══ INFORMATION SUPPLIED

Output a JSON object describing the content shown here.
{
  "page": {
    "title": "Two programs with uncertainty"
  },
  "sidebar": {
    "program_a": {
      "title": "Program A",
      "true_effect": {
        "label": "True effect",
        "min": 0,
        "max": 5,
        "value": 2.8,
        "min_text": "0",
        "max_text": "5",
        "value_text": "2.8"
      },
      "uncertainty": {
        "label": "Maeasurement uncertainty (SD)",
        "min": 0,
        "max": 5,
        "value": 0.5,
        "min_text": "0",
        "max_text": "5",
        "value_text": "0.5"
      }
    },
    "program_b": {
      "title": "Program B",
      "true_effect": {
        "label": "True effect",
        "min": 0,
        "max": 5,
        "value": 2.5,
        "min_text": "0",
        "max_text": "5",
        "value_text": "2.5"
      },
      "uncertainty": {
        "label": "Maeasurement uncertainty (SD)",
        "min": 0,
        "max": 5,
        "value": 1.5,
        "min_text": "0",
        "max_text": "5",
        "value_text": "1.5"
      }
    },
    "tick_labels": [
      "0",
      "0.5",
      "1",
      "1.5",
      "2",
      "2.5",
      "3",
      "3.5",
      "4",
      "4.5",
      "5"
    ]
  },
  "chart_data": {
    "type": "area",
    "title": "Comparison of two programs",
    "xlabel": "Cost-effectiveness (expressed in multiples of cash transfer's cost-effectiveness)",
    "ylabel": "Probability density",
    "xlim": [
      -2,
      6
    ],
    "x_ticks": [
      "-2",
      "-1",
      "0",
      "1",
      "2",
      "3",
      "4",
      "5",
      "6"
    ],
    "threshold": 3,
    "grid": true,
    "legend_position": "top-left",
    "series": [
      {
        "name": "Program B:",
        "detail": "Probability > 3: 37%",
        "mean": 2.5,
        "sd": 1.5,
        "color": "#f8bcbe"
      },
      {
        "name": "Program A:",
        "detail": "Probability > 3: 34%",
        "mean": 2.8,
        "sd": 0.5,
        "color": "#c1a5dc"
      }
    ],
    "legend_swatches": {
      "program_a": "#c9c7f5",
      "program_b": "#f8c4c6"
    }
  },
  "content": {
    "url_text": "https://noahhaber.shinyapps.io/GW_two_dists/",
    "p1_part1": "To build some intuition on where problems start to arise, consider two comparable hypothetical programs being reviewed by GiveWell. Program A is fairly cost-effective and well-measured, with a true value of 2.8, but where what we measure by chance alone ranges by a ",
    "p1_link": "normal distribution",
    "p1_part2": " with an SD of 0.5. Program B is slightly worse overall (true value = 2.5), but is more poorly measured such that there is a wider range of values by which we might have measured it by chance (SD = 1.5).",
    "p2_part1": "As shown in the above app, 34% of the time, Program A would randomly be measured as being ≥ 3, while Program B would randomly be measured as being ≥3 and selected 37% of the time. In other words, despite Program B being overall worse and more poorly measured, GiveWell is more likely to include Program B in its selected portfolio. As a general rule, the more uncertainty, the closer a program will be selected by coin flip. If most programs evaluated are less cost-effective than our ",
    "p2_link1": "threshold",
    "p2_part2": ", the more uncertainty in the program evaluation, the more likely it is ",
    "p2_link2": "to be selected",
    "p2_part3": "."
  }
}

════

▶ _GIVEN REQUEST_
The word "more" appears in how many lines of the records? Give the number only.

▶ _TASK RESULT_
3